_Written request_. Gather each line in the entries that includes the string "title".
begin Exercise input
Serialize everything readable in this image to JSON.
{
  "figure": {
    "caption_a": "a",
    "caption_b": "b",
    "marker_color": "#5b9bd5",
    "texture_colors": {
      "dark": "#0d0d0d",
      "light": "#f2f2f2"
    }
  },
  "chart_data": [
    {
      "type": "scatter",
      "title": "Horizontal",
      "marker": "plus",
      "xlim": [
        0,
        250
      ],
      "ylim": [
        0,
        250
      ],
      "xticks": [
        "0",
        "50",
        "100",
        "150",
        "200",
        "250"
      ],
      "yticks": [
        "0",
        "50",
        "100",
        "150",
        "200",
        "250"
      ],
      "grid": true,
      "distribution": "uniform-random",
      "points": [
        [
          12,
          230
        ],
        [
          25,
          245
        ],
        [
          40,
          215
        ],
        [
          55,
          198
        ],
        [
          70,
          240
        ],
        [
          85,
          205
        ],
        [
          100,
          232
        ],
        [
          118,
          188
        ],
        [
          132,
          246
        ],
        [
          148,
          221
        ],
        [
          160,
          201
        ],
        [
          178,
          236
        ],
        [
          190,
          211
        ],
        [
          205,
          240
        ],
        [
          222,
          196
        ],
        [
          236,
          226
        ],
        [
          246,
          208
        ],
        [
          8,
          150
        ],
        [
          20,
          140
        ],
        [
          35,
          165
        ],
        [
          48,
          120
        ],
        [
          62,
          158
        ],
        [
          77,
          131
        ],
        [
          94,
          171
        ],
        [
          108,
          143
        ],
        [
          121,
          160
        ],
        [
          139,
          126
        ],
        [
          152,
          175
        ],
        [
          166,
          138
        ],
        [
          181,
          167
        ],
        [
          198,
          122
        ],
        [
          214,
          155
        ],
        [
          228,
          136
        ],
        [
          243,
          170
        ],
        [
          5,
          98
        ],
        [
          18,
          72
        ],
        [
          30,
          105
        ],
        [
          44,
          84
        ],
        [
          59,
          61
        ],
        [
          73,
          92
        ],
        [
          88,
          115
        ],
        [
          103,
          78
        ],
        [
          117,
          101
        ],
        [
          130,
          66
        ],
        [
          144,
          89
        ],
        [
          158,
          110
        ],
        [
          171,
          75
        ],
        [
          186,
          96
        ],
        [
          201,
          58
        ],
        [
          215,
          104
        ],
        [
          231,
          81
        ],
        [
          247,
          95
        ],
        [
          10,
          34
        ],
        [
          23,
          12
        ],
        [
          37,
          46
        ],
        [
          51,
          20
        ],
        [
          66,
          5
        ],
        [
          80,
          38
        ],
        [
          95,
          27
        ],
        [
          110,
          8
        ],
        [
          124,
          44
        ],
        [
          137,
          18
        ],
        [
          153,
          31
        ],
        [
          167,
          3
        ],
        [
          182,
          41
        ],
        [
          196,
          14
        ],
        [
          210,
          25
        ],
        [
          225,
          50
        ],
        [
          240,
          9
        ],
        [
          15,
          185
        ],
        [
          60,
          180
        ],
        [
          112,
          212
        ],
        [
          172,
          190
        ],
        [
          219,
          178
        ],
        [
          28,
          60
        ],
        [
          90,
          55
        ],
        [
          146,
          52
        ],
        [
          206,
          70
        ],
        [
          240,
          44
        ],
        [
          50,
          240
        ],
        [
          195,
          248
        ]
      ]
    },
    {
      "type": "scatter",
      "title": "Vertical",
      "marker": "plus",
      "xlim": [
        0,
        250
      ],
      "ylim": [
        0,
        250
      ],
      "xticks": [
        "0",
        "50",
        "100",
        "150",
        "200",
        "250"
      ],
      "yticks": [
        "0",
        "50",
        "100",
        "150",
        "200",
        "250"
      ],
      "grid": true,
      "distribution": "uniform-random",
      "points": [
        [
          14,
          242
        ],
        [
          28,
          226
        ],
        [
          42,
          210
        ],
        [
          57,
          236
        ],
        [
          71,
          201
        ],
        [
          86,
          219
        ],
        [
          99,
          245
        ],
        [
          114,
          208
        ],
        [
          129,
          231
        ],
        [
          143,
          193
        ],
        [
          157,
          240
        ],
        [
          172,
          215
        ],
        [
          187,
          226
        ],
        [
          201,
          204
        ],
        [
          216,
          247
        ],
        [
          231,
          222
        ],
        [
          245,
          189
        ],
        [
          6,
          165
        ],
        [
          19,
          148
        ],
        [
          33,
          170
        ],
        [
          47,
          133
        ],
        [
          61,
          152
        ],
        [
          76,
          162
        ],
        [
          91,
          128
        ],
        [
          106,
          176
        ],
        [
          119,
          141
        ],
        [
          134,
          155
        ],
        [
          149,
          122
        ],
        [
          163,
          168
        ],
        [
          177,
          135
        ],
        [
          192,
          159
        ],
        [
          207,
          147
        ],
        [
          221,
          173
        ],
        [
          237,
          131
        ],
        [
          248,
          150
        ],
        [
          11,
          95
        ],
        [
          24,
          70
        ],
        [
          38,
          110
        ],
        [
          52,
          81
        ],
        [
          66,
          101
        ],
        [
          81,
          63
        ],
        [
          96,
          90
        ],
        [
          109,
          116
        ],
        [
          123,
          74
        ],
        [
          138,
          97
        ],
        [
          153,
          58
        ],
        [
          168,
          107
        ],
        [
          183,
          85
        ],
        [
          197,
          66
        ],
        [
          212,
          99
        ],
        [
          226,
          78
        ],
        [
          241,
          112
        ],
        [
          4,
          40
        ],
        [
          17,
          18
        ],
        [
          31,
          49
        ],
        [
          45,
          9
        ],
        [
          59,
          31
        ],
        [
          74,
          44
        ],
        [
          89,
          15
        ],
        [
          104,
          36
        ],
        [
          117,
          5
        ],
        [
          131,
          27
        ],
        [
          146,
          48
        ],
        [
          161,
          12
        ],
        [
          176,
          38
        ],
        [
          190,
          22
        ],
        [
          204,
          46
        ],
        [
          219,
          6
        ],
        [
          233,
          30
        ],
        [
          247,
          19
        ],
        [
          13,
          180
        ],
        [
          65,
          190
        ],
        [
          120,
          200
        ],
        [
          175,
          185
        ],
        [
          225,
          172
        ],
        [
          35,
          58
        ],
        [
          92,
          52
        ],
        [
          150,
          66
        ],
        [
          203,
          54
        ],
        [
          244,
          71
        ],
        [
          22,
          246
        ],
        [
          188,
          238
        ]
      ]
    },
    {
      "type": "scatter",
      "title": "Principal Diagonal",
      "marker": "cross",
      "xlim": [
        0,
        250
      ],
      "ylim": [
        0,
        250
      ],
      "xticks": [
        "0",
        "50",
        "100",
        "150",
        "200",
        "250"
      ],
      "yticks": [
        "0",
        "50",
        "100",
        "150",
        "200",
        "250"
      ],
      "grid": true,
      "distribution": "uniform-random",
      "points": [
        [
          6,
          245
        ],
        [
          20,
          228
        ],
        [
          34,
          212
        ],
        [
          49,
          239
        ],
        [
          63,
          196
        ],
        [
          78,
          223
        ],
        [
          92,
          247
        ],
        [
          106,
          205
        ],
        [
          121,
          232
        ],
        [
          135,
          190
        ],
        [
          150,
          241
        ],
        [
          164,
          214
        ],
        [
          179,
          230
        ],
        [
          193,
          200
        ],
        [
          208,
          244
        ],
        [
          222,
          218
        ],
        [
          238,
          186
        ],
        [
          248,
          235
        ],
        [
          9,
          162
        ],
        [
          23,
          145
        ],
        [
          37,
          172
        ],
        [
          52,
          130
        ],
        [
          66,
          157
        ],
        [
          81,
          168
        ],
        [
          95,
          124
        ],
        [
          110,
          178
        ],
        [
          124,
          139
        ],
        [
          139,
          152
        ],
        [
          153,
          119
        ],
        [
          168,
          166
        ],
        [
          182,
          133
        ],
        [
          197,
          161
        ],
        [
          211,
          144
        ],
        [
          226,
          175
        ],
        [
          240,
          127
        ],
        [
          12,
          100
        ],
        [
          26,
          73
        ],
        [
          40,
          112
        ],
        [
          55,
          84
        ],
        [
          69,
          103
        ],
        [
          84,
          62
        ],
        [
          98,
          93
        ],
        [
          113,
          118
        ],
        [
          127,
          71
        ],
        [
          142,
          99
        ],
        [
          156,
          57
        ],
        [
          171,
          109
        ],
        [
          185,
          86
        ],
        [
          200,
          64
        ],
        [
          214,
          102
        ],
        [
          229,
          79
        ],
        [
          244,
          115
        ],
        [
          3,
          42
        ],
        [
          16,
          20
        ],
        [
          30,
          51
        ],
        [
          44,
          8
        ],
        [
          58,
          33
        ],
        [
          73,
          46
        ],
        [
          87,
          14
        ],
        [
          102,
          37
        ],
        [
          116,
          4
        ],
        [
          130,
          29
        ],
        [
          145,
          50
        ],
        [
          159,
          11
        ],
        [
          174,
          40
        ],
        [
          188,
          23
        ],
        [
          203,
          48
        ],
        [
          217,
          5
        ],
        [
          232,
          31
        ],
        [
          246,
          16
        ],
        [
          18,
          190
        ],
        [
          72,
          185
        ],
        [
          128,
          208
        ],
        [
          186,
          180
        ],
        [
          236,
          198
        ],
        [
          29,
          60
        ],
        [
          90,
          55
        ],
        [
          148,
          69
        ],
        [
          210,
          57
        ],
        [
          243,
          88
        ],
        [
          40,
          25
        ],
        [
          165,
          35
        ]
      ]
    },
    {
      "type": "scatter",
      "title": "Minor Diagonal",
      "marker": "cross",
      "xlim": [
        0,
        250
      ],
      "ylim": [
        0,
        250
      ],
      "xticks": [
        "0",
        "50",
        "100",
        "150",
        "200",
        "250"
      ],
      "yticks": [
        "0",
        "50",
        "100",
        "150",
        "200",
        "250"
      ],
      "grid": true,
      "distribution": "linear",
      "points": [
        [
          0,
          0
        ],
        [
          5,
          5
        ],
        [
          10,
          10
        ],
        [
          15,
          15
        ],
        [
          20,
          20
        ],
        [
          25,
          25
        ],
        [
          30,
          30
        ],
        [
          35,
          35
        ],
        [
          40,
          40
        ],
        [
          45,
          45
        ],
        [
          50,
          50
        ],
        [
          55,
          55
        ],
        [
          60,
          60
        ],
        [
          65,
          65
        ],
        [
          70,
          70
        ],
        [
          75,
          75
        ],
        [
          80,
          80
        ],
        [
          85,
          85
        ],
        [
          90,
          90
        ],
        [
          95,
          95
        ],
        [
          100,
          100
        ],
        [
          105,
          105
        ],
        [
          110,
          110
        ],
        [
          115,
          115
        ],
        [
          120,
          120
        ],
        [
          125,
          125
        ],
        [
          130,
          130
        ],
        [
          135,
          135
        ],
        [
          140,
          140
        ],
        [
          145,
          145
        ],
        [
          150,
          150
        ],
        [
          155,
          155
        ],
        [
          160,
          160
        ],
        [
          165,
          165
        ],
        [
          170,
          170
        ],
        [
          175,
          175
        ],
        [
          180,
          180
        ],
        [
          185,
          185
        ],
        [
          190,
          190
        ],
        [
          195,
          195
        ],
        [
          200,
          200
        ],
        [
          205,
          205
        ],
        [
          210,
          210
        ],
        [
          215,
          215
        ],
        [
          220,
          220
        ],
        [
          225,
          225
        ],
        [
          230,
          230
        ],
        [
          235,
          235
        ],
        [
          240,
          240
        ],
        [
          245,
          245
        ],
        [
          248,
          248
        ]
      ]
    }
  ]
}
end Exercise input
_Written answer_.
      "title": "Horizontal",
      "title": "Vertical",
      "title": "Principal Diagonal",
      "title": "Minor Diagonal",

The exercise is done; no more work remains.